◆ EXERCISE DETAILS ◆
Transcribe the whole listing below without changing a word, but leave out every image.

◆ Stored dataset items ◆
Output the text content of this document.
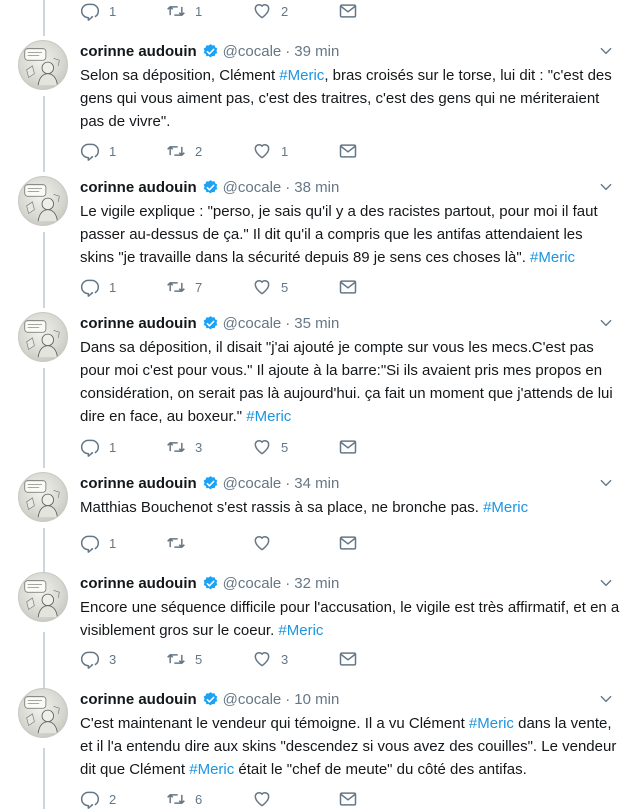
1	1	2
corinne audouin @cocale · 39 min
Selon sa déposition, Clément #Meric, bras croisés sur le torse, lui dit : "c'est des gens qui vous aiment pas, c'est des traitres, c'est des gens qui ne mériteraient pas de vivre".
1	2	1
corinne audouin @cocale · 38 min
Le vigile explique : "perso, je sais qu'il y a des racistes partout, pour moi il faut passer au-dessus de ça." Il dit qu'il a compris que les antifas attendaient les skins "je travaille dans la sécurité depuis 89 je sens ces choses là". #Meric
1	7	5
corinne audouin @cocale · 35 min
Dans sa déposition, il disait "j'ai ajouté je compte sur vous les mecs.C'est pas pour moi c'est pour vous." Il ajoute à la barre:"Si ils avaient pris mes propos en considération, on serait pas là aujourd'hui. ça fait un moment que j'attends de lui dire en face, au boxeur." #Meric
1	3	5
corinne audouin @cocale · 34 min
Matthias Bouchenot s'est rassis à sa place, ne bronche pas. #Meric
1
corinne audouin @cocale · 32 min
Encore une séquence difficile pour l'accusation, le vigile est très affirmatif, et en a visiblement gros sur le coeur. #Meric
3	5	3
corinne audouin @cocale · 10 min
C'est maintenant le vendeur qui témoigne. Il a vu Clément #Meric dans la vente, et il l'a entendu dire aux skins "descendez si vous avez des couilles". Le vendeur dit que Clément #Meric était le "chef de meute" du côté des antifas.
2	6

◆ TASK SOLUTION ◆
Output the text content of this document.
1	1	2
corinne audouin @cocale · 39 min
Selon sa déposition, Clément #Meric, bras croisés sur le torse, lui dit : "c'est des gens qui vous aiment pas, c'est des traitres, c'est des gens qui ne mériteraient pas de vivre".
1	2	1
corinne audouin @cocale · 38 min
Le vigile explique : "perso, je sais qu'il y a des racistes partout, pour moi il faut passer au-dessus de ça." Il dit qu'il a compris que les antifas attendaient les skins "je travaille dans la sécurité depuis 89 je sens ces choses là". #Meric
1	7	5
corinne audouin @cocale · 35 min
Dans sa déposition, il disait "j'ai ajouté je compte sur vous les mecs.C'est pas pour moi c'est pour vous." Il ajoute à la barre:"Si ils avaient pris mes propos en considération, on serait pas là aujourd'hui. ça fait un moment que j'attends de lui dire en face, au boxeur." #Meric
1	3	5
corinne audouin @cocale · 34 min
Matthias Bouchenot s'est rassis à sa place, ne bronche pas. #Meric
1
corinne audouin @cocale · 32 min
Encore une séquence difficile pour l'accusation, le vigile est très affirmatif, et en a visiblement gros sur le coeur. #Meric
3	5	3
corinne audouin @cocale · 10 min
C'est maintenant le vendeur qui témoigne. Il a vu Clément #Meric dans la vente, et il l'a entendu dire aux skins "descendez si vous avez des couilles". Le vendeur dit que Clément #Meric était le "chef de meute" du côté des antifas.
2	6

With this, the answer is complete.